▶ **What you should do**: Reproduce the listing below verbatim, starting at its first line and ending at the line that contains "836, 206, 869]", with both of those lines included.

▶ **Stored rows**:
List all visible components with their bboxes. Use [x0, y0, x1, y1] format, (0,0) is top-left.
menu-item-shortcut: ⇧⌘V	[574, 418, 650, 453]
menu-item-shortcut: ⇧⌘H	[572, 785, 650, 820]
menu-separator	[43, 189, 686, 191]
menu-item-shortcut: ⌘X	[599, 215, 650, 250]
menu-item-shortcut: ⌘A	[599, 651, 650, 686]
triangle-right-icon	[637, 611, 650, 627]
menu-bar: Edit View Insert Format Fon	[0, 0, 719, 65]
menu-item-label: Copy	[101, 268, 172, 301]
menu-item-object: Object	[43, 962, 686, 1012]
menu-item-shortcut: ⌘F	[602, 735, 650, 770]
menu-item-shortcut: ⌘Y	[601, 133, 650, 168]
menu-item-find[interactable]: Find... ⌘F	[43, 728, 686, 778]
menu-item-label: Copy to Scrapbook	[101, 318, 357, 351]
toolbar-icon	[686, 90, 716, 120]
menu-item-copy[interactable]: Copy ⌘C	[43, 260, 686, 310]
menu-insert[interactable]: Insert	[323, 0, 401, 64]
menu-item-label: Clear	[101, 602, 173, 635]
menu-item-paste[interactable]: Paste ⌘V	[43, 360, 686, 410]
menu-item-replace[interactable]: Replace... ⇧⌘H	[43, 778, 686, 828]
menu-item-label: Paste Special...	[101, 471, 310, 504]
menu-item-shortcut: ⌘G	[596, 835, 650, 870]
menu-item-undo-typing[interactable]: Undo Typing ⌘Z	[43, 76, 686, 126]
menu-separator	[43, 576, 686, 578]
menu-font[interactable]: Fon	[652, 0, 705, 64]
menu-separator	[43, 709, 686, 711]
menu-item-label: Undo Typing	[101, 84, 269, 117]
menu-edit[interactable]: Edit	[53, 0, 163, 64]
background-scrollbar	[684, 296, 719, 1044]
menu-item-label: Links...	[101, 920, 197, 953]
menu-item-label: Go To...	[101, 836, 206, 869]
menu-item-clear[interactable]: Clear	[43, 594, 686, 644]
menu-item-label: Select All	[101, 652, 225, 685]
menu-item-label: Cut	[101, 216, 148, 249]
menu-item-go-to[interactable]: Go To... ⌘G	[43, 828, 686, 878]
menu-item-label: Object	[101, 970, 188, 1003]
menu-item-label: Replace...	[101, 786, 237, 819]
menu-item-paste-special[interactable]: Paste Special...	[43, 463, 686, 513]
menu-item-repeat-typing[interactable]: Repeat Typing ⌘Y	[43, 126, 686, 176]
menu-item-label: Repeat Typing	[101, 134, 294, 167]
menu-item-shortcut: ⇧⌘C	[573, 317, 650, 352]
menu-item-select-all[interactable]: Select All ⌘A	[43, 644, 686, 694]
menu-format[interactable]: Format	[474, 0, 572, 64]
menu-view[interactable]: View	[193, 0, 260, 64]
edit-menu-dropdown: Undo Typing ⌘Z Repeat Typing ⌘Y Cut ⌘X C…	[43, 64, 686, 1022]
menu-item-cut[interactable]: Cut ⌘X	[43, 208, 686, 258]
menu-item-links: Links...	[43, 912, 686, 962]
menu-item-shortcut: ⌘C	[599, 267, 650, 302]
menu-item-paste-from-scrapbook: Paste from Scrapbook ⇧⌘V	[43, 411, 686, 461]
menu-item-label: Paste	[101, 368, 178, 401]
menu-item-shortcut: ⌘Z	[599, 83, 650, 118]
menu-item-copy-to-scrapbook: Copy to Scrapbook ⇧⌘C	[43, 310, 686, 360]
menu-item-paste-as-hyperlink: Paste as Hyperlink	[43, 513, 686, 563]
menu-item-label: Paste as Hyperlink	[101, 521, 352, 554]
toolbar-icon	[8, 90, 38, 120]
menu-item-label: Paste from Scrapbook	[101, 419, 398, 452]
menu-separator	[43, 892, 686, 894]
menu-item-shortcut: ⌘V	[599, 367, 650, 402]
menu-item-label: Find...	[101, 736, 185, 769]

▶ **Solution to this exercise**:
List all visible components with their bboxes. Use [x0, y0, x1, y1] format, (0,0) is top-left.
menu-item-shortcut: ⇧⌘V	[574, 418, 650, 453]
menu-item-shortcut: ⇧⌘H	[572, 785, 650, 820]
menu-separator	[43, 189, 686, 191]
menu-item-shortcut: ⌘X	[599, 215, 650, 250]
menu-item-shortcut: ⌘A	[599, 651, 650, 686]
triangle-right-icon	[637, 611, 650, 627]
menu-bar: Edit View Insert Format Fon	[0, 0, 719, 65]
menu-item-label: Copy	[101, 268, 172, 301]
menu-item-object: Object	[43, 962, 686, 1012]
menu-item-shortcut: ⌘F	[602, 735, 650, 770]
menu-item-shortcut: ⌘Y	[601, 133, 650, 168]
menu-item-find[interactable]: Find... ⌘F	[43, 728, 686, 778]
menu-item-label: Copy to Scrapbook	[101, 318, 357, 351]
toolbar-icon	[686, 90, 716, 120]
menu-item-copy[interactable]: Copy ⌘C	[43, 260, 686, 310]
menu-insert[interactable]: Insert	[323, 0, 401, 64]
menu-item-label: Clear	[101, 602, 173, 635]
menu-item-paste[interactable]: Paste ⌘V	[43, 360, 686, 410]
menu-item-replace[interactable]: Replace... ⇧⌘H	[43, 778, 686, 828]
menu-item-label: Paste Special...	[101, 471, 310, 504]
menu-item-shortcut: ⌘G	[596, 835, 650, 870]
menu-item-undo-typing[interactable]: Undo Typing ⌘Z	[43, 76, 686, 126]
menu-separator	[43, 576, 686, 578]
menu-font[interactable]: Fon	[652, 0, 705, 64]
menu-separator	[43, 709, 686, 711]
menu-item-label: Undo Typing	[101, 84, 269, 117]
menu-edit[interactable]: Edit	[53, 0, 163, 64]
background-scrollbar	[684, 296, 719, 1044]
menu-item-label: Links...	[101, 920, 197, 953]
menu-item-label: Go To...	[101, 836, 206, 869]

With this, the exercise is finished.